GOAL OF THE EXERCISE
Print the full listing exactly.

[Lines of data]
--- begin ---
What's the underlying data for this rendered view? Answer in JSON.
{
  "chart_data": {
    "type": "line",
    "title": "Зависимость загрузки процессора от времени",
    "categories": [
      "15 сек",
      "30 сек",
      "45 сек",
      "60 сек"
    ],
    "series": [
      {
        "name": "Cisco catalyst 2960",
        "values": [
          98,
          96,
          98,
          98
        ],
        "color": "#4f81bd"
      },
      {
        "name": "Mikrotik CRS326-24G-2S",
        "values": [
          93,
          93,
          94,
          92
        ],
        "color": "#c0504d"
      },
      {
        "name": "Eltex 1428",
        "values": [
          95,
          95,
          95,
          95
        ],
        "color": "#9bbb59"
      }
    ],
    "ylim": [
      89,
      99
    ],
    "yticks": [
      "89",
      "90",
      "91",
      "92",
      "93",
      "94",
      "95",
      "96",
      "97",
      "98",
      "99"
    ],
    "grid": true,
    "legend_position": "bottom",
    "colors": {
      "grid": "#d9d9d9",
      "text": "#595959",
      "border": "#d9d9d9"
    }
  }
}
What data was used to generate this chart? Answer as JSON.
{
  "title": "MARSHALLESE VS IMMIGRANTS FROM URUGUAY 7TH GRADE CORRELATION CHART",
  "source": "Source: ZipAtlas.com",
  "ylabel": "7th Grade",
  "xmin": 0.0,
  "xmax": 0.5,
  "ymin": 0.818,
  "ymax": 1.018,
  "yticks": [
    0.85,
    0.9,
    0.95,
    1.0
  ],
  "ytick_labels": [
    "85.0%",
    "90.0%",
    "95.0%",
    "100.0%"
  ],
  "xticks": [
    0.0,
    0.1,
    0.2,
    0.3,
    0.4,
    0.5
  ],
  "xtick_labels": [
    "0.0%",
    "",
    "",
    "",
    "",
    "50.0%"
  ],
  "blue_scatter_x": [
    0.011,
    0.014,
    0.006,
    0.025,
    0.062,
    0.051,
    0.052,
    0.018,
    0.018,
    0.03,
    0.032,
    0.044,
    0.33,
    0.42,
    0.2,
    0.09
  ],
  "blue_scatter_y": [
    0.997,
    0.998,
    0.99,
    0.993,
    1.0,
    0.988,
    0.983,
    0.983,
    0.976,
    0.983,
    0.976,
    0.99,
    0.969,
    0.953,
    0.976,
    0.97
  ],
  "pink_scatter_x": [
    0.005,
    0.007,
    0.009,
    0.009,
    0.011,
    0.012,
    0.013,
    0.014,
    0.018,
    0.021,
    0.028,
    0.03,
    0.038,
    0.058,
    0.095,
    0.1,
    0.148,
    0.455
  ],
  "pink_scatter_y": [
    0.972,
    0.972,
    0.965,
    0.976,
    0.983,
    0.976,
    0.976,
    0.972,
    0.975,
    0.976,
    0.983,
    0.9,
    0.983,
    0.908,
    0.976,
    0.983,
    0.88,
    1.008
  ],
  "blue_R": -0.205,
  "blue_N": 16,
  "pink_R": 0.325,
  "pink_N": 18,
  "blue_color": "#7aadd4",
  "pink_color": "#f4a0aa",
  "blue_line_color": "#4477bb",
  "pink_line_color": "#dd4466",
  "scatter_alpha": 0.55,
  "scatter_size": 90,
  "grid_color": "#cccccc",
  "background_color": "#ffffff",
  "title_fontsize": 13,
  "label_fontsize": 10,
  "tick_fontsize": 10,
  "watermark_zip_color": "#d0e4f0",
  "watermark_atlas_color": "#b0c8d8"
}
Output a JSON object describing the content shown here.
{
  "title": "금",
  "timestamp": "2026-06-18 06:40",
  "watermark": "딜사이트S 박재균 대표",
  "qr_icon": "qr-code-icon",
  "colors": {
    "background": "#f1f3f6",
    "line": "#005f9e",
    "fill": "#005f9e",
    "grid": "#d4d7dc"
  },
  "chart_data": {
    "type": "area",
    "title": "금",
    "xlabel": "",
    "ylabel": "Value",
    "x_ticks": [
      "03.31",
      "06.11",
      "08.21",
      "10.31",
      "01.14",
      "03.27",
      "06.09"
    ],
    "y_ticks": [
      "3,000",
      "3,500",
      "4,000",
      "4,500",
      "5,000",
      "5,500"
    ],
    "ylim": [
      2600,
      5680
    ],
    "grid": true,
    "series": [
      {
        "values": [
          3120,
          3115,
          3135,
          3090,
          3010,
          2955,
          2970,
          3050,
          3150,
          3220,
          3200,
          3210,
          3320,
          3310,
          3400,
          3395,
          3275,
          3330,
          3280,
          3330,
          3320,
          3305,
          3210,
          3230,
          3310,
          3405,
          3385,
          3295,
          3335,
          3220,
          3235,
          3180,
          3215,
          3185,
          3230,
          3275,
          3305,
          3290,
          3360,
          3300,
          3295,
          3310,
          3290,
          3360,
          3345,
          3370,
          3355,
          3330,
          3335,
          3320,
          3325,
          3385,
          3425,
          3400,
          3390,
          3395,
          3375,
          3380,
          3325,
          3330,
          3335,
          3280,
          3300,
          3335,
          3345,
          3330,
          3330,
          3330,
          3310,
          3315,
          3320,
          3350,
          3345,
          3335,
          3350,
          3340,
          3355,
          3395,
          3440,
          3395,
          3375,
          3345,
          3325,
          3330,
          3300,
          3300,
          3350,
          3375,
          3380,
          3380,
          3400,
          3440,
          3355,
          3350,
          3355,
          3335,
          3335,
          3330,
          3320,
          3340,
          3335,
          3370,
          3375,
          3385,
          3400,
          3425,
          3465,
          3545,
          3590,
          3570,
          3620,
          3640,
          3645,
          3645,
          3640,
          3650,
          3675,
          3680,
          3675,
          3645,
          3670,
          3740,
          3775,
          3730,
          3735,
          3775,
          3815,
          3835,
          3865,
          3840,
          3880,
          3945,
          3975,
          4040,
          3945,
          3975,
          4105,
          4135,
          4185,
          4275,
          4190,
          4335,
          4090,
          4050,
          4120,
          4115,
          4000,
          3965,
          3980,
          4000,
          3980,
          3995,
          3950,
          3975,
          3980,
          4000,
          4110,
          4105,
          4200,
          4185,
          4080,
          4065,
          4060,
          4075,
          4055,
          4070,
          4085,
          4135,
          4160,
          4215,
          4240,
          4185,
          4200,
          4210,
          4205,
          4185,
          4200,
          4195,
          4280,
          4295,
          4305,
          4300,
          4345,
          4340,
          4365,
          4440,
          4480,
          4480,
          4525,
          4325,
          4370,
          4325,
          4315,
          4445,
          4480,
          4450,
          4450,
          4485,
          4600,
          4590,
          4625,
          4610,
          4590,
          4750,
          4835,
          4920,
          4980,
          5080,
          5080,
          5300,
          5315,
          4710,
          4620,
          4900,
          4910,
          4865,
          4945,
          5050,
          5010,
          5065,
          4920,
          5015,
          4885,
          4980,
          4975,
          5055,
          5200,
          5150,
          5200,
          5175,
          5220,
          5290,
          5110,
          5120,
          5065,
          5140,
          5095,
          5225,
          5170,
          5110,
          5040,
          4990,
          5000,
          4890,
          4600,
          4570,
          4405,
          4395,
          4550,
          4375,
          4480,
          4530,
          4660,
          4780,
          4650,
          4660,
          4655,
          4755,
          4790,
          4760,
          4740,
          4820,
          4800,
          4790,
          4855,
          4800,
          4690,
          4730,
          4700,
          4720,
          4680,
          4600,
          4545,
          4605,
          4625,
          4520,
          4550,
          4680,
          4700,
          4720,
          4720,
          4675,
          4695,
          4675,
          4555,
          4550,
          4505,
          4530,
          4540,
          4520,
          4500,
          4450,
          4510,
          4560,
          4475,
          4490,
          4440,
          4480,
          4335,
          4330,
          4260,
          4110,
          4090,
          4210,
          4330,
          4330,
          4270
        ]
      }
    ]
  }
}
--- end ---
COMPLETED TASK
What's the underlying data for this rendered view? Answer in JSON.
{
  "chart_data": {
    "type": "line",
    "title": "Зависимость загрузки процессора от времени",
    "categories": [
      "15 сек",
      "30 сек",
      "45 сек",
      "60 сек"
    ],
    "series": [
      {
        "name": "Cisco catalyst 2960",
        "values": [
          98,
          96,
          98,
          98
        ],
        "color": "#4f81bd"
      },
      {
        "name": "Mikrotik CRS326-24G-2S",
        "values": [
          93,
          93,
          94,
          92
        ],
        "color": "#c0504d"
      },
      {
        "name": "Eltex 1428",
        "values": [
          95,
          95,
          95,
          95
        ],
        "color": "#9bbb59"
      }
    ],
    "ylim": [
      89,
      99
    ],
    "yticks": [
      "89",
      "90",
      "91",
      "92",
      "93",
      "94",
      "95",
      "96",
      "97",
      "98",
      "99"
    ],
    "grid": true,
    "legend_position": "bottom",
    "colors": {
      "grid": "#d9d9d9",
      "text": "#595959",
      "border": "#d9d9d9"
    }
  }
}
What data was used to generate this chart? Answer as JSON.
{
  "title": "MARSHALLESE VS IMMIGRANTS FROM URUGUAY 7TH GRADE CORRELATION CHART",
  "source": "Source: ZipAtlas.com",
  "ylabel": "7th Grade",
  "xmin": 0.0,
  "xmax": 0.5,
  "ymin": 0.818,
  "ymax": 1.018,
  "yticks": [
    0.85,
    0.9,
    0.95,
    1.0
  ],
  "ytick_labels": [
    "85.0%",
    "90.0%",
    "95.0%",
    "100.0%"
  ],
  "xticks": [
    0.0,
    0.1,
    0.2,
    0.3,
    0.4,
    0.5
  ],
  "xtick_labels": [
    "0.0%",
    "",
    "",
    "",
    "",
    "50.0%"
  ],
  "blue_scatter_x": [
    0.011,
    0.014,
    0.006,
    0.025,
    0.062,
    0.051,
    0.052,
    0.018,
    0.018,
    0.03,
    0.032,
    0.044,
    0.33,
    0.42,
    0.2,
    0.09
  ],
  "blue_scatter_y": [
    0.997,
    0.998,
    0.99,
    0.993,
    1.0,
    0.988,
    0.983,
    0.983,
    0.976,
    0.983,
    0.976,
    0.99,
    0.969,
    0.953,
    0.976,
    0.97
  ],
  "pink_scatter_x": [
    0.005,
    0.007,
    0.009,
    0.009,
    0.011,
    0.012,
    0.013,
    0.014,
    0.018,
    0.021,
    0.028,
    0.03,
    0.038,
    0.058,
    0.095,
    0.1,
    0.148,
    0.455
  ],
  "pink_scatter_y": [
    0.972,
    0.972,
    0.965,
    0.976,
    0.983,
    0.976,
    0.976,
    0.972,
    0.975,
    0.976,
    0.983,
    0.9,
    0.983,
    0.908,
    0.976,
    0.983,
    0.88,
    1.008
  ],
  "blue_R": -0.205,
  "blue_N": 16,
  "pink_R": 0.325,
  "pink_N": 18,
  "blue_color": "#7aadd4",
  "pink_color": "#f4a0aa",
  "blue_line_color": "#4477bb",
  "pink_line_color": "#dd4466",
  "scatter_alpha": 0.55,
  "scatter_size": 90,
  "grid_color": "#cccccc",
  "background_color": "#ffffff",
  "title_fontsize": 13,
  "label_fontsize": 10,
  "tick_fontsize": 10,
  "watermark_zip_color": "#d0e4f0",
  "watermark_atlas_color": "#b0c8d8"
}
Output a JSON object describing the content shown here.
{
  "title": "금",
  "timestamp": "2026-06-18 06:40",
  "watermark": "딜사이트S 박재균 대표",
  "qr_icon": "qr-code-icon",
  "colors": {
    "background": "#f1f3f6",
    "line": "#005f9e",
    "fill": "#005f9e",
    "grid": "#d4d7dc"
  },
  "chart_data": {
    "type": "area",
    "title": "금",
    "xlabel": "",
    "ylabel": "Value",
    "x_ticks": [
      "03.31",
      "06.11",
      "08.21",
      "10.31",
      "01.14",
      "03.27",
      "06.09"
    ],
    "y_ticks": [
      "3,000",
      "3,500",
      "4,000",
      "4,500",
      "5,000",
      "5,500"
    ],
    "ylim": [
      2600,
      5680
    ],
    "grid": true,
    "series": [
      {
        "values": [
          3120,
          3115,
          3135,
          3090,
          3010,
          2955,
          2970,
          3050,
          3150,
          3220,
          3200,
          3210,
          3320,
          3310,
          3400,
          3395,
          3275,
          3330,
          3280,
          3330,
          3320,
          3305,
          3210,
          3230,
          3310,
          3405,
          3385,
          3295,
          3335,
          3220,
          3235,
          3180,
          3215,
          3185,
          3230,
          3275,
          3305,
          3290,
          3360,
          3300,
          3295,
          3310,
          3290,
          3360,
          3345,
          3370,
          3355,
          3330,
          3335,
          3320,
          3325,
          3385,
          3425,
          3400,
          3390,
          3395,
          3375,
          3380,
          3325,
          3330,
          3335,
          3280,
          3300,
          3335,
          3345,
          3330,
          3330,
          3330,
          3310,
          3315,
          3320,
          3350,
          3345,
          3335,
          3350,
          3340,
          3355,
          3395,
          3440,
          3395,
          3375,
          3345,
          3325,
          3330,
          3300,
          3300,
          3350,
          3375,
          3380,
          3380,
          3400,
          3440,
          3355,
          3350,
          3355,
          3335,
          3335,
          3330,
          3320,
          3340,
          3335,
          3370,
          3375,
          3385,
          3400,
          3425,
          3465,
          3545,
          3590,
          3570,
          3620,
          3640,
          3645,
          3645,
          3640,
          3650,
          3675,
          3680,
          3675,
          3645,
          3670,
          3740,
          3775,
          3730,
          3735,
          3775,
          3815,
          3835,
          3865,
          3840,
          3880,
          3945,
          3975,
          4040,
          3945,
          3975,
          4105,
          4135,
          4185,
          4275,
          4190,
          4335,
          4090,
          4050,
          4120,
          4115,
          4000,
          3965,
          3980,
          4000,
          3980,
          3995,
          3950,
          3975,
          3980,
          4000,
          4110,
          4105,
          4200,
          4185,
          4080,
          4065,
          4060,
          4075,
          4055,
          4070,
          4085,
          4135,
          4160,
          4215,
          4240,
          4185,
          4200,
          4210,
          4205,
          4185,
          4200,
          4195,
          4280,
          4295,
          4305,
          4300,
          4345,
          4340,
          4365,
          4440,
          4480,
          4480,
          4525,
          4325,
          4370,
          4325,
          4315,
          4445,
          4480,
          4450,
          4450,
          4485,
          4600,
          4590,
          4625,
          4610,
          4590,
          4750,
          4835,
          4920,
          4980,
          5080,
          5080,
          5300,
          5315,
          4710,
          4620,
          4900,
          4910,
          4865,
          4945,
          5050,
          5010,
          5065,
          4920,
          5015,
          4885,
          4980,
          4975,
          5055,
          5200,
          5150,
          5200,
          5175,
          5220,
          5290,
          5110,
          5120,
          5065,
          5140,
          5095,
          5225,
          5170,
          5110,
          5040,
          4990,
          5000,
          4890,
          4600,
          4570,
          4405,
          4395,
          4550,
          4375,
          4480,
          4530,
          4660,
          4780,
          4650,
          4660,
          4655,
          4755,
          4790,
          4760,
          4740,
          4820,
          4800,
          4790,
          4855,
          4800,
          4690,
          4730,
          4700,
          4720,
          4680,
          4600,
          4545,
          4605,
          4625,
          4520,
          4550,
          4680,
          4700,
          4720,
          4720,
          4675,
          4695,
          4675,
          4555,
          4550,
          4505,
          4530,
          4540,
          4520,
          4500,
          4450,
          4510,
          4560,
          4475,
          4490,
          4440,
          4480,
          4335,
          4330,
          4260,
          4110,
          4090,
          4210,
          4330,
          4330,
          4270
        ]
      }
    ]
  }
}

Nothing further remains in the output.